**Okuma parçası**
━━━━━━━━
Yine kazananlardan birinin de Macaristan’ın popülist sağ lideri Viktor Orban olacağı kesin; Orban’ın daha birkaç ay önce NATO zirve toplantısı için gittiği ABD’de Trump’u da ayrıca ziyaret ettiği unutulmamalı. Aynı Orban, aynı dönemde “AB dönem Başkanı” sıfatıyla Rusya’ya gidip, Putin’le de bir görüşme yaparak, AB içindeki müttefiklerine - deyim yerindeyse - ters köşe yapmıştı. Orban’ın Ukrayna meselesinde hem Putin, hem de Trump açısından “güvenilir arabulucu” olması kimseyi şaşırtmasın.
Bir başka kazananın da İsrail Başbakanı Netanyahu olacağı kesin gibi; Netanyahu aslında kişisel olarak Trump’la öyle çok iyi ilişkilere sahip değil. Ancak Trump’ın İsrail’i kayıran politikalarının, Netanyahu’yu 7 Ekim sonrasında Gazze’de taş üzerinde taş bırakmayacak soykırıma varan operasyonları yapmak konusunda cesaretlendiren unsurlardan biri olduğu da unutulmamalı.
Trump’ın seçilmesinin Türkiye’yi sadece dış politik açıdan değil, içerde de büyük ölçüde etkilemesi mümkün.
MHP Lideri Bahçeli’nin PKK elebaşısı Öcalan üzerinden başlattığı yeni açılımının zamanlaması, ABD’deki Başkanlık seçimleriyle son derece uyumlu. Türkiye’de iktidara yakın kesimler ABD’de Trump’ı başkan olarak görmek istediklerini gizlemiyorlardı zaten. Şimdi Trump’ın seçilmesiyle, Türkiye’nin de gözünü terör meselesine, buna bağlı olarak da Suriye’ye çevirmesi kaçınılmaz görünüyor.
Trump bir önceki Başkanlık döneminde -Biden’ın dört yıllık döneminin aksine- Cumhurbaşkanı Erdoğan ile kişisel ilişki kurmaktan kaçınmamıştı. Hatta Trump-Erdoğan arasındaki bir telefon görüşmesinde ABD Başkanı olarak Trump Suriye’deki Amerikan askerlerinin çekileceği sözünü bile vermiştir. Trump’ın bu sözü daha sonra Amerikan bürokrasisinin devreye girmesiyle kadük olmuş, Amerikan askerleri Suriye’nin kuzeydoğusunda PKK terör örgütü bağlantılı PYD-YPG’yi koruyup kollamaya devam etmişlerdi.
MHP Lideri Bahçeli’nin Öcalan çıkışının ardından Kürt meselesinin çözümü konusunda Irak’ta Kandil’deki terör örgütü üst düzey yönetiminden de, Türkiye’deki DEM Parti’den de beklenen olumlu tepki alınamamıştı. Nitekim bunun üzerine belediyelere kayyım atamaları geldi.
━━━━━━━━
**Veri bölümü**

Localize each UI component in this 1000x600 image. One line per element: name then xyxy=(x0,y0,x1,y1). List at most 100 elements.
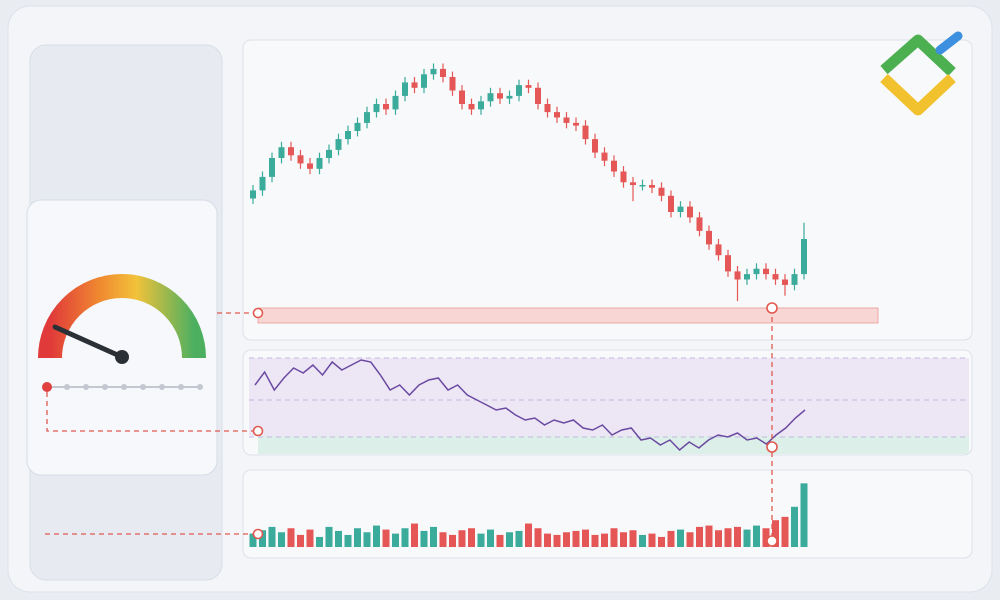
━━━━━━━━
Trump'ın seçilmesini ele alan okuma parçasından, "Bir başka kazananın" sözleriyle başlayıp "çevirmesi kaçınılmaz görünüyor." sözlerine kadar giden kısmı hiç değiştirmeden yazın. Yalnızca okuma parçasındaki bilgilere dayanın.

Bir başka kazananın da İsrail Başbakanı Netanyahu olacağı kesin gibi; Netanyahu aslında kişisel olarak Trump’la öyle çok iyi ilişkilere sahip değil. Ancak Trump’ın İsrail’i kayıran politikalarının, Netanyahu’yu 7 Ekim sonrasında Gazze’de taş üzerinde taş bırakmayacak soykırıma varan operasyonları yapmak konusunda cesaretlendiren unsurlardan biri olduğu da unutulmamalı.
Trump’ın seçilmesinin Türkiye’yi sadece dış politik açıdan değil, içerde de büyük ölçüde etkilemesi mümkün.
MHP Lideri Bahçeli’nin PKK elebaşısı Öcalan üzerinden başlattığı yeni açılımının zamanlaması, ABD’deki Başkanlık seçimleriyle son derece uyumlu. Türkiye’de iktidara yakın kesimler ABD’de Trump’ı başkan olarak görmek istediklerini gizlemiyorlardı zaten. Şimdi Trump’ın seçilmesiyle, Türkiye’nin de gözünü terör meselesine, buna bağlı olarak da Suriye’ye çevirmesi kaçınılmaz görünüyor.